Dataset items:
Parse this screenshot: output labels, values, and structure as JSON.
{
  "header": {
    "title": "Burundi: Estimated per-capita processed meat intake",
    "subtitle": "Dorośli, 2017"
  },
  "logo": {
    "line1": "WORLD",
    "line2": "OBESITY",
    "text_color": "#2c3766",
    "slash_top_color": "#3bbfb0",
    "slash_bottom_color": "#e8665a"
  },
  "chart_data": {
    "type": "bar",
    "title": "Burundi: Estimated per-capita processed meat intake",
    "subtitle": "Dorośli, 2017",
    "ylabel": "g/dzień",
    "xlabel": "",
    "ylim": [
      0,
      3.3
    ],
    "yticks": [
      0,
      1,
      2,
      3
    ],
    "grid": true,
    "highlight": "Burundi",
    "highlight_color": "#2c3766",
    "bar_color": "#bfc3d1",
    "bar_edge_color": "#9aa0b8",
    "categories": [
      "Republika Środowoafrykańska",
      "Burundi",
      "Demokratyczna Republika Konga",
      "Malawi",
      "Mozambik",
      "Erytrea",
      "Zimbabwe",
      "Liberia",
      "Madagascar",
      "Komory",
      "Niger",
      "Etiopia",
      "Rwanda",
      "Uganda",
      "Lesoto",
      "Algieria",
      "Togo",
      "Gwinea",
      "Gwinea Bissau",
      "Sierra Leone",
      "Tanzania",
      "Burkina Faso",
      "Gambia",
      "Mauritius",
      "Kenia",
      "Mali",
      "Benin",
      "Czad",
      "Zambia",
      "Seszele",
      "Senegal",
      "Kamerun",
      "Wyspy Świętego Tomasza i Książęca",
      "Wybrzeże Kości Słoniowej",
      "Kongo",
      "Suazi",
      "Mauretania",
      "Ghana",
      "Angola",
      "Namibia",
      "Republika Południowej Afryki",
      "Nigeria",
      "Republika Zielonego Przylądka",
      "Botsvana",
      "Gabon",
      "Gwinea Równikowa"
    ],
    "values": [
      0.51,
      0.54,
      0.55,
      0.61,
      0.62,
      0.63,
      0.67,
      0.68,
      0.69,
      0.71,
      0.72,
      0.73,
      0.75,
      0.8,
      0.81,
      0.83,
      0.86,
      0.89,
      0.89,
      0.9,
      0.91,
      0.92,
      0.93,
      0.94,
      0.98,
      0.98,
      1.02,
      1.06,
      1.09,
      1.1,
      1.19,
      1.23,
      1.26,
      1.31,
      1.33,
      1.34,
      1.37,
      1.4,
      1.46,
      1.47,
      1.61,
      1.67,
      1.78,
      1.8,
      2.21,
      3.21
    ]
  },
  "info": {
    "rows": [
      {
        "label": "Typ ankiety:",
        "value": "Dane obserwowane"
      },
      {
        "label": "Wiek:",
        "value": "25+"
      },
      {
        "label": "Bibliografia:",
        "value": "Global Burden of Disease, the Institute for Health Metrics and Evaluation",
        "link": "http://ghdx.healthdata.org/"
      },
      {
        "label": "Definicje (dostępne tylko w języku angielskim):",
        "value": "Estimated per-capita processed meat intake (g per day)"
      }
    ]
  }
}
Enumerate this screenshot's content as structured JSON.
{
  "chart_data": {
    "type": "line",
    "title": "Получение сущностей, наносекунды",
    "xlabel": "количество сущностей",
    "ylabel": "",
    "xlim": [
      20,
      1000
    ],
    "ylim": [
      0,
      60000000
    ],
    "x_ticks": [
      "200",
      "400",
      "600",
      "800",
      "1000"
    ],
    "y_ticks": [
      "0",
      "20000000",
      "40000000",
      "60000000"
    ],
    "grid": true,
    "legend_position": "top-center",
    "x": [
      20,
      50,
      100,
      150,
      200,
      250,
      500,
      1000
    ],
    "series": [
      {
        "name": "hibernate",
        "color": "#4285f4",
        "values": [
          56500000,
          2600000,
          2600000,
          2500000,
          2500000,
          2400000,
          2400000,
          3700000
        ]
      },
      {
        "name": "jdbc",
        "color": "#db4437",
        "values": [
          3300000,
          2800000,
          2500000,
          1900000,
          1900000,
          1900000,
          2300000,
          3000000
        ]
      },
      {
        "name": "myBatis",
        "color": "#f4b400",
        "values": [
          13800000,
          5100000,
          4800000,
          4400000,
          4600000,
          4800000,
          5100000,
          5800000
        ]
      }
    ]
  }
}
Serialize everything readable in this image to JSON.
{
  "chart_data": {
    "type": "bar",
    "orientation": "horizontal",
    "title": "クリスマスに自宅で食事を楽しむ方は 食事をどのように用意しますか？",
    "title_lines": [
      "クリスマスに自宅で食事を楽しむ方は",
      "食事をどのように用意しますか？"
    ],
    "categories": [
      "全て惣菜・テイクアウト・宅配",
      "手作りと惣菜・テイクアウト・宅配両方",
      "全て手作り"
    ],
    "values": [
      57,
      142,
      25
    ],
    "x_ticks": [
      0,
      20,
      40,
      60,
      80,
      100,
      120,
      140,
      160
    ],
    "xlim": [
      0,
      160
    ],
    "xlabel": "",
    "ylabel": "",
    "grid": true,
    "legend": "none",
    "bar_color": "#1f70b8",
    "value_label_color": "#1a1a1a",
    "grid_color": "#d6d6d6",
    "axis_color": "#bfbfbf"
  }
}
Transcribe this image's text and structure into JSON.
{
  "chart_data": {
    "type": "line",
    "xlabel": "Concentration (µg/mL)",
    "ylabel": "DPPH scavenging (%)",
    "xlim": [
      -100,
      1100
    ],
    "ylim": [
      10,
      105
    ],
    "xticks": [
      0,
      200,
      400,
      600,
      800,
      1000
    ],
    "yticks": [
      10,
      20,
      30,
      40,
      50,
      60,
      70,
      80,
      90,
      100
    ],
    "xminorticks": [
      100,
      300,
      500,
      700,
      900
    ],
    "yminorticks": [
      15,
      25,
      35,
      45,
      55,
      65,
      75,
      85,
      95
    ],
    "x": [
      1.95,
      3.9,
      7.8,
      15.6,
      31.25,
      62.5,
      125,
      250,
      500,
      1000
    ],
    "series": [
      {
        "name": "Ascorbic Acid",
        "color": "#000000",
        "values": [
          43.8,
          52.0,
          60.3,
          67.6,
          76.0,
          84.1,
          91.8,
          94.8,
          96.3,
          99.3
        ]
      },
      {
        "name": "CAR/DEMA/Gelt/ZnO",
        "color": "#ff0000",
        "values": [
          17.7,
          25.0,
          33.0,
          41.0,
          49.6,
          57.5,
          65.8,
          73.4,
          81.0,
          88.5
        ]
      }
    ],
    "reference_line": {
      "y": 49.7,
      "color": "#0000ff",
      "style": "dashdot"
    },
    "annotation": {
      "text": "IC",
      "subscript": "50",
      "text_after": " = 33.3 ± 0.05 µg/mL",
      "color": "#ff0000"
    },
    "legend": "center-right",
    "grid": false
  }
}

** Exercise prompt **
Extract the full listing above without alteration.

** Written answer **
Parse this screenshot: output labels, values, and structure as JSON.
{
  "header": {
    "title": "Burundi: Estimated per-capita processed meat intake",
    "subtitle": "Dorośli, 2017"
  },
  "logo": {
    "line1": "WORLD",
    "line2": "OBESITY",
    "text_color": "#2c3766",
    "slash_top_color": "#3bbfb0",
    "slash_bottom_color": "#e8665a"
  },
  "chart_data": {
    "type": "bar",
    "title": "Burundi: Estimated per-capita processed meat intake",
    "subtitle": "Dorośli, 2017",
    "ylabel": "g/dzień",
    "xlabel": "",
    "ylim": [
      0,
      3.3
    ],
    "yticks": [
      0,
      1,
      2,
      3
    ],
    "grid": true,
    "highlight": "Burundi",
    "highlight_color": "#2c3766",
    "bar_color": "#bfc3d1",
    "bar_edge_color": "#9aa0b8",
    "categories": [
      "Republika Środowoafrykańska",
      "Burundi",
      "Demokratyczna Republika Konga",
      "Malawi",
      "Mozambik",
      "Erytrea",
      "Zimbabwe",
      "Liberia",
      "Madagascar",
      "Komory",
      "Niger",
      "Etiopia",
      "Rwanda",
      "Uganda",
      "Lesoto",
      "Algieria",
      "Togo",
      "Gwinea",
      "Gwinea Bissau",
      "Sierra Leone",
      "Tanzania",
      "Burkina Faso",
      "Gambia",
      "Mauritius",
      "Kenia",
      "Mali",
      "Benin",
      "Czad",
      "Zambia",
      "Seszele",
      "Senegal",
      "Kamerun",
      "Wyspy Świętego Tomasza i Książęca",
      "Wybrzeże Kości Słoniowej",
      "Kongo",
      "Suazi",
      "Mauretania",
      "Ghana",
      "Angola",
      "Namibia",
      "Republika Południowej Afryki",
      "Nigeria",
      "Republika Zielonego Przylądka",
      "Botsvana",
      "Gabon",
      "Gwinea Równikowa"
    ],
    "values": [
      0.51,
      0.54,
      0.55,
      0.61,
      0.62,
      0.63,
      0.67,
      0.68,
      0.69,
      0.71,
      0.72,
      0.73,
      0.75,
      0.8,
      0.81,
      0.83,
      0.86,
      0.89,
      0.89,
      0.9,
      0.91,
      0.92,
      0.93,
      0.94,
      0.98,
      0.98,
      1.02,
      1.06,
      1.09,
      1.1,
      1.19,
      1.23,
      1.26,
      1.31,
      1.33,
      1.34,
      1.37,
      1.4,
      1.46,
      1.47,
      1.61,
      1.67,
      1.78,
      1.8,
      2.21,
      3.21
    ]
  },
  "info": {
    "rows": [
      {
        "label": "Typ ankiety:",
        "value": "Dane obserwowane"
      },
      {
        "label": "Wiek:",
        "value": "25+"
      },
      {
        "label": "Bibliografia:",
        "value": "Global Burden of Disease, the Institute for Health Metrics and Evaluation",
        "link": "http://ghdx.healthdata.org/"
      },
      {
        "label": "Definicje (dostępne tylko w języku angielskim):",
        "value": "Estimated per-capita processed meat intake (g per day)"
      }
    ]
  }
}
Enumerate this screenshot's content as structured JSON.
{
  "chart_data": {
    "type": "line",
    "title": "Получение сущностей, наносекунды",
    "xlabel": "количество сущностей",
    "ylabel": "",
    "xlim": [
      20,
      1000
    ],
    "ylim": [
      0,
      60000000
    ],
    "x_ticks": [
      "200",
      "400",
      "600",
      "800",
      "1000"
    ],
    "y_ticks": [
      "0",
      "20000000",
      "40000000",
      "60000000"
    ],
    "grid": true,
    "legend_position": "top-center",
    "x": [
      20,
      50,
      100,
      150,
      200,
      250,
      500,
      1000
    ],
    "series": [
      {
        "name": "hibernate",
        "color": "#4285f4",
        "values": [
          56500000,
          2600000,
          2600000,
          2500000,
          2500000,
          2400000,
          2400000,
          3700000
        ]
      },
      {
        "name": "jdbc",
        "color": "#db4437",
        "values": [
          3300000,
          2800000,
          2500000,
          1900000,
          1900000,
          1900000,
          2300000,
          3000000
        ]
      },
      {
        "name": "myBatis",
        "color": "#f4b400",
        "values": [
          13800000,
          5100000,
          4800000,
          4400000,
          4600000,
          4800000,
          5100000,
          5800000
        ]
      }
    ]
  }
}
Serialize everything readable in this image to JSON.
{
  "chart_data": {
    "type": "bar",
    "orientation": "horizontal",
    "title": "クリスマスに自宅で食事を楽しむ方は 食事をどのように用意しますか？",
    "title_lines": [
      "クリスマスに自宅で食事を楽しむ方は",
      "食事をどのように用意しますか？"
    ],
    "categories": [
      "全て惣菜・テイクアウト・宅配",
      "手作りと惣菜・テイクアウト・宅配両方",
      "全て手作り"
    ],
    "values": [
      57,
      142,
      25
    ],
    "x_ticks": [
      0,
      20,
      40,
      60,
      80,
      100,
      120,
      140,
      160
    ],
    "xlim": [
      0,
      160
    ],
    "xlabel": "",
    "ylabel": "",
    "grid": true,
    "legend": "none",
    "bar_color": "#1f70b8",
    "value_label_color": "#1a1a1a",
    "grid_color": "#d6d6d6",
    "axis_color": "#bfbfbf"
  }
}
Transcribe this image's text and structure into JSON.
{
  "chart_data": {
    "type": "line",
    "xlabel": "Concentration (µg/mL)",
    "ylabel": "DPPH scavenging (%)",
    "xlim": [
      -100,
      1100
    ],
    "ylim": [
      10,
      105
    ],
    "xticks": [
      0,
      200,
      400,
      600,
      800,
      1000
    ],
    "yticks": [
      10,
      20,
      30,
      40,
      50,
      60,
      70,
      80,
      90,
      100
    ],
    "xminorticks": [
      100,
      300,
      500,
      700,
      900
    ],
    "yminorticks": [
      15,
      25,
      35,
      45,
      55,
      65,
      75,
      85,
      95
    ],
    "x": [
      1.95,
      3.9,
      7.8,
      15.6,
      31.25,
      62.5,
      125,
      250,
      500,
      1000
    ],
    "series": [
      {
        "name": "Ascorbic Acid",
        "color": "#000000",
        "values": [
          43.8,
          52.0,
          60.3,
          67.6,
          76.0,
          84.1,
          91.8,
          94.8,
          96.3,
          99.3
        ]
      },
      {
        "name": "CAR/DEMA/Gelt/ZnO",
        "color": "#ff0000",
        "values": [
          17.7,
          25.0,
          33.0,
          41.0,
          49.6,
          57.5,
          65.8,
          73.4,
          81.0,
          88.5
        ]
      }
    ],
    "reference_line": {
      "y": 49.7,
      "color": "#0000ff",
      "style": "dashdot"
    },
    "annotation": {
      "text": "IC",
      "subscript": "50",
      "text_after": " = 33.3 ± 0.05 µg/mL",
      "color": "#ff0000"
    },
    "legend": "center-right",
    "grid": false
  }
}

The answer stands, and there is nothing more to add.